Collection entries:
* * *
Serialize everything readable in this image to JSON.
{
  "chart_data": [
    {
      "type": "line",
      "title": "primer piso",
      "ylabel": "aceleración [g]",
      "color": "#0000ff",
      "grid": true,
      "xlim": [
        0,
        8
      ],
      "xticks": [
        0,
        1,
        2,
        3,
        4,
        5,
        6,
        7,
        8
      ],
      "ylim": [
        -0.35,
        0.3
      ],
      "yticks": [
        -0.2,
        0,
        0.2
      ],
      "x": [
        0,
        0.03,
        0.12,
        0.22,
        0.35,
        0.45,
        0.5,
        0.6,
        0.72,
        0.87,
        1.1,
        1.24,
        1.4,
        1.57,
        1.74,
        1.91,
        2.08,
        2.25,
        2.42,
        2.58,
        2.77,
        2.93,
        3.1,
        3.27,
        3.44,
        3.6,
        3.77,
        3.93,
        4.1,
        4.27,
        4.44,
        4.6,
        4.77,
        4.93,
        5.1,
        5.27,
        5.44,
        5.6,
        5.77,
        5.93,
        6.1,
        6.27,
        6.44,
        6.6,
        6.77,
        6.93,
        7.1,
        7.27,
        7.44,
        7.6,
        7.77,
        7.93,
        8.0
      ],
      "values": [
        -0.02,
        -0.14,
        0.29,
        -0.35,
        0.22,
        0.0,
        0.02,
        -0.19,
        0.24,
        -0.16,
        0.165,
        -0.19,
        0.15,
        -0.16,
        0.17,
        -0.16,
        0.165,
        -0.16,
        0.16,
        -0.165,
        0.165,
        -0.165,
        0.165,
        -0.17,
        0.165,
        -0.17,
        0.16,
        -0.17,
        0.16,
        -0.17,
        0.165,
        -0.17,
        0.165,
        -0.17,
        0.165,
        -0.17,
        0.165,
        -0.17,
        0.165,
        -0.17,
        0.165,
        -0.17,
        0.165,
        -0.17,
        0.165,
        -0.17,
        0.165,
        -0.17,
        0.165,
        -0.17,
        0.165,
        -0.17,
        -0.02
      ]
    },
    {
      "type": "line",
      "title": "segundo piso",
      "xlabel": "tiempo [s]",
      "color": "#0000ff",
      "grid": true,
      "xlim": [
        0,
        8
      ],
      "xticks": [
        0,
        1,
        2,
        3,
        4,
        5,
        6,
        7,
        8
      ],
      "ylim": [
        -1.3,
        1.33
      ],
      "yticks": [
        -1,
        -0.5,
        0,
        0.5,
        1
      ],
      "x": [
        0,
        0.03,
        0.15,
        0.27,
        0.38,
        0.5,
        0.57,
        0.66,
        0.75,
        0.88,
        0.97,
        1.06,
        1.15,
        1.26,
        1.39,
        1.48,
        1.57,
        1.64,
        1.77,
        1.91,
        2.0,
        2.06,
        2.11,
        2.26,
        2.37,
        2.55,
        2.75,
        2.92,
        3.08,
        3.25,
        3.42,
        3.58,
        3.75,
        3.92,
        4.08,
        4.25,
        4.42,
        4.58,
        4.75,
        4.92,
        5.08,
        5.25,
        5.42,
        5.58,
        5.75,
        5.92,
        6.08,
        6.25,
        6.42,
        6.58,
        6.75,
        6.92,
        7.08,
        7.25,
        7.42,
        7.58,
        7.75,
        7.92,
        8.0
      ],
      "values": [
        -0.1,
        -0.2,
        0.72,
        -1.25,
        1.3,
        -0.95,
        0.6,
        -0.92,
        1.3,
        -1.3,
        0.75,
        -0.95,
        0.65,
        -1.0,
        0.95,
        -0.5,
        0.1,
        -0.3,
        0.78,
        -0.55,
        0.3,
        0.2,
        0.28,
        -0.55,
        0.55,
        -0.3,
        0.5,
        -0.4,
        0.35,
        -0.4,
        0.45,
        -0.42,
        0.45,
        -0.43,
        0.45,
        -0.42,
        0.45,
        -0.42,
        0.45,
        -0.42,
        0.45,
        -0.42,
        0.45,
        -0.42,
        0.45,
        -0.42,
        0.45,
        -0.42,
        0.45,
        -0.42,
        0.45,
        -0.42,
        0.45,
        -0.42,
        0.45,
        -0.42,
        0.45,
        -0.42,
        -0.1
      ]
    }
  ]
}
* * *
> **What needs to be done**
Count the lines in the records above that hold the word "piso", and give only that number.

> **Written answer**
2